§ WHAT YOU HAVE TO DO:
Your task is to repeat the entries exactly. Leave the pictures out.

--- begin DATA SUPPLIED ---

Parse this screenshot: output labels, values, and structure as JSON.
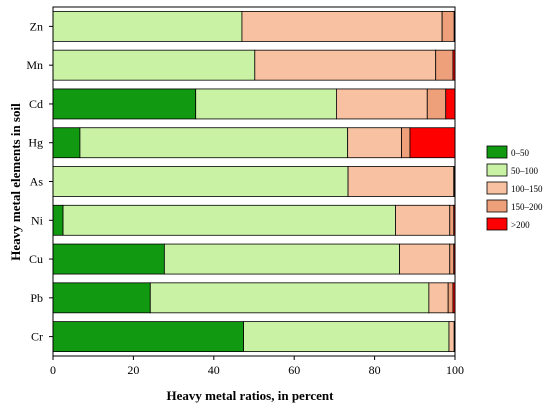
{
  "chart_data": {
    "type": "bar",
    "orientation": "horizontal",
    "stacked": true,
    "title": "",
    "xlabel": "Heavy metal ratios, in percent",
    "ylabel": "Heavy metal elements in soil",
    "xlim": [
      0,
      100
    ],
    "x_ticks": [
      0,
      20,
      40,
      60,
      80,
      100
    ],
    "grid": false,
    "legend_position": "right",
    "categories": [
      "Zn",
      "Mn",
      "Cd",
      "Hg",
      "As",
      "Ni",
      "Cu",
      "Pb",
      "Cr"
    ],
    "series": [
      {
        "name": "0–50",
        "color": "#119911",
        "values": [
          0,
          0,
          35.5,
          6.7,
          0,
          2.5,
          27.7,
          24.2,
          47.4
        ]
      },
      {
        "name": "50–100",
        "color": "#c9f2a4",
        "values": [
          47.0,
          50.2,
          35.0,
          66.6,
          73.4,
          82.7,
          58.5,
          69.3,
          51.1
        ]
      },
      {
        "name": "100–150",
        "color": "#f8c1a2",
        "values": [
          49.8,
          45.0,
          22.6,
          13.4,
          26.3,
          13.5,
          12.5,
          4.8,
          1.3
        ]
      },
      {
        "name": "150–200",
        "color": "#eda07a",
        "values": [
          3.0,
          4.3,
          4.6,
          2.1,
          0.2,
          1.0,
          1.0,
          1.2,
          0.1
        ]
      },
      {
        "name": ">200",
        "color": "#ff0000",
        "values": [
          0.2,
          0.5,
          2.3,
          11.2,
          0.1,
          0.3,
          0.3,
          0.5,
          0.1
        ]
      }
    ]
  }
}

--- end DATA SUPPLIED ---

§ ANSWER FOR THE TASK:
Parse this screenshot: output labels, values, and structure as JSON.
{
  "chart_data": {
    "type": "bar",
    "orientation": "horizontal",
    "stacked": true,
    "title": "",
    "xlabel": "Heavy metal ratios, in percent",
    "ylabel": "Heavy metal elements in soil",
    "xlim": [
      0,
      100
    ],
    "x_ticks": [
      0,
      20,
      40,
      60,
      80,
      100
    ],
    "grid": false,
    "legend_position": "right",
    "categories": [
      "Zn",
      "Mn",
      "Cd",
      "Hg",
      "As",
      "Ni",
      "Cu",
      "Pb",
      "Cr"
    ],
    "series": [
      {
        "name": "0–50",
        "color": "#119911",
        "values": [
          0,
          0,
          35.5,
          6.7,
          0,
          2.5,
          27.7,
          24.2,
          47.4
        ]
      },
      {
        "name": "50–100",
        "color": "#c9f2a4",
        "values": [
          47.0,
          50.2,
          35.0,
          66.6,
          73.4,
          82.7,
          58.5,
          69.3,
          51.1
        ]
      },
      {
        "name": "100–150",
        "color": "#f8c1a2",
        "values": [
          49.8,
          45.0,
          22.6,
          13.4,
          26.3,
          13.5,
          12.5,
          4.8,
          1.3
        ]
      },
      {
        "name": "150–200",
        "color": "#eda07a",
        "values": [
          3.0,
          4.3,
          4.6,
          2.1,
          0.2,
          1.0,
          1.0,
          1.2,
          0.1
        ]
      },
      {
        "name": ">200",
        "color": "#ff0000",
        "values": [
          0.2,
          0.5,
          2.3,
          11.2,
          0.1,
          0.3,
          0.3,
          0.5,
          0.1
        ]
      }
    ]
  }
}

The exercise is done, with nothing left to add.